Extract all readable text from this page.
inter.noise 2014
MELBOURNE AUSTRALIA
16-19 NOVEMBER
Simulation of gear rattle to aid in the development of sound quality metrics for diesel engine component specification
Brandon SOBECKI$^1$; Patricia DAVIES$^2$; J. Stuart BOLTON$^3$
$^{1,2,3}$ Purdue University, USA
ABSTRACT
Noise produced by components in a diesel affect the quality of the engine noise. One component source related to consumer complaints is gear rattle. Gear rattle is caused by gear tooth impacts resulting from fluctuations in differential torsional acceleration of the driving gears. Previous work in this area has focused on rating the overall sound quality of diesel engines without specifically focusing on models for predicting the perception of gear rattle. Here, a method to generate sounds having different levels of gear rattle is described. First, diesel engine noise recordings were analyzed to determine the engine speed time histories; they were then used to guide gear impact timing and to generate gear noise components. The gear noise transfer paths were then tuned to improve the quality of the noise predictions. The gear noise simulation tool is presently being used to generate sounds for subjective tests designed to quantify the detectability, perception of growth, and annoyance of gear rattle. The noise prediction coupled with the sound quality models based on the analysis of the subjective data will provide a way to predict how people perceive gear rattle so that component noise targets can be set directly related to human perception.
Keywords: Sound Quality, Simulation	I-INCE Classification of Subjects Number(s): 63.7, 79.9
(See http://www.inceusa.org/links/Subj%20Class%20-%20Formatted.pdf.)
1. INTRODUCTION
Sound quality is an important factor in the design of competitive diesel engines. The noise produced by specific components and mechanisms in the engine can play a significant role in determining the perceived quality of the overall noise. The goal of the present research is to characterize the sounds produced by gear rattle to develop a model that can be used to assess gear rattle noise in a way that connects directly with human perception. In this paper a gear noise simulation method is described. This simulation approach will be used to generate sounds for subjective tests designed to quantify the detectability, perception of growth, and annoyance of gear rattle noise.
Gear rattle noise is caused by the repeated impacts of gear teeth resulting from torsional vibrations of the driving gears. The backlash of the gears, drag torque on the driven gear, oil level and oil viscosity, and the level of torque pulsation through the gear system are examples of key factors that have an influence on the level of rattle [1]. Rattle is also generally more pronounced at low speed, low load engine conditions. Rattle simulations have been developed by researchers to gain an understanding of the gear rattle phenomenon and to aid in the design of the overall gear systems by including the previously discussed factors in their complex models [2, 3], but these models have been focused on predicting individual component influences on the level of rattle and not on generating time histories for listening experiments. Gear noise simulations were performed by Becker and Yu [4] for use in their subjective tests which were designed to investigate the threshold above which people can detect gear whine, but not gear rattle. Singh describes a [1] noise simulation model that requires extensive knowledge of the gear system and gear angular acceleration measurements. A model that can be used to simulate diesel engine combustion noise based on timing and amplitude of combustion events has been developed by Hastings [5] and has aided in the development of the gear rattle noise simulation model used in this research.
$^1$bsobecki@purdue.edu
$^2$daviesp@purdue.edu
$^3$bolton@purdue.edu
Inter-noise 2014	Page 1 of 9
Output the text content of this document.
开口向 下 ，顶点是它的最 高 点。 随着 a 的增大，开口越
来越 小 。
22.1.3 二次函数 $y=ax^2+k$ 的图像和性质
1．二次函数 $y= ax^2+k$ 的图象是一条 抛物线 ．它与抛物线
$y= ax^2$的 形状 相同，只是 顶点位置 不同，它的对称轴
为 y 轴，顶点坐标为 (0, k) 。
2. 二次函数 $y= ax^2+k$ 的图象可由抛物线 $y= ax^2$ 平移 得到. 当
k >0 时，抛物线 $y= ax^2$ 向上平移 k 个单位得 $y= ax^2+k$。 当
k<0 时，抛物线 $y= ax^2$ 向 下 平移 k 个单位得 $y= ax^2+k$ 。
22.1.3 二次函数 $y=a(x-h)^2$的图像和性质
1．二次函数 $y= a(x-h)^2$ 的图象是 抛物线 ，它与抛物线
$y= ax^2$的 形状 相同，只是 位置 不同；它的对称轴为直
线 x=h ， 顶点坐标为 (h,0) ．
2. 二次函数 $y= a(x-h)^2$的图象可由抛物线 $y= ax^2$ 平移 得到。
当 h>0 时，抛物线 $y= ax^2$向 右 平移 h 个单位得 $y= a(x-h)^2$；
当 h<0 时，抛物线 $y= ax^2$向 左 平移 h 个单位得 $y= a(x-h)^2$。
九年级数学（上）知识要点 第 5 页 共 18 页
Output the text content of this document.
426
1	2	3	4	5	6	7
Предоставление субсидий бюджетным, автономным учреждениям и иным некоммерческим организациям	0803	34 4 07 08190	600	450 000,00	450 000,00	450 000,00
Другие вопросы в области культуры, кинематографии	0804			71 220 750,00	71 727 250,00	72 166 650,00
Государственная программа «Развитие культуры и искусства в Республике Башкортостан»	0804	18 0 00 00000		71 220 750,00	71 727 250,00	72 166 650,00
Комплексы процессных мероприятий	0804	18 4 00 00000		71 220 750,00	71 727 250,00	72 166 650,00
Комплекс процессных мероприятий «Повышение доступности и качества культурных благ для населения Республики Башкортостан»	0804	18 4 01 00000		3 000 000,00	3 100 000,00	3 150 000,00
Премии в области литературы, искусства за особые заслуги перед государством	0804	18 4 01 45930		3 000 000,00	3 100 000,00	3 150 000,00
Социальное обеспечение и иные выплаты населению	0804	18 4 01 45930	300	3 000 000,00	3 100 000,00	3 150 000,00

Objective.
From the material above, copy each line that includes the word "个单位得".

Written response.
k >0 时，抛物线 $y= ax^2$ 向上平移 k 个单位得 $y= ax^2+k$。 当
k<0 时，抛物线 $y= ax^2$ 向 下 平移 k 个单位得 $y= ax^2+k$ 。
当 h>0 时，抛物线 $y= ax^2$向 右 平移 h 个单位得 $y= a(x-h)^2$；
当 h<0 时，抛物线 $y= ax^2$向 左 平移 h 个单位得 $y= a(x-h)^2$。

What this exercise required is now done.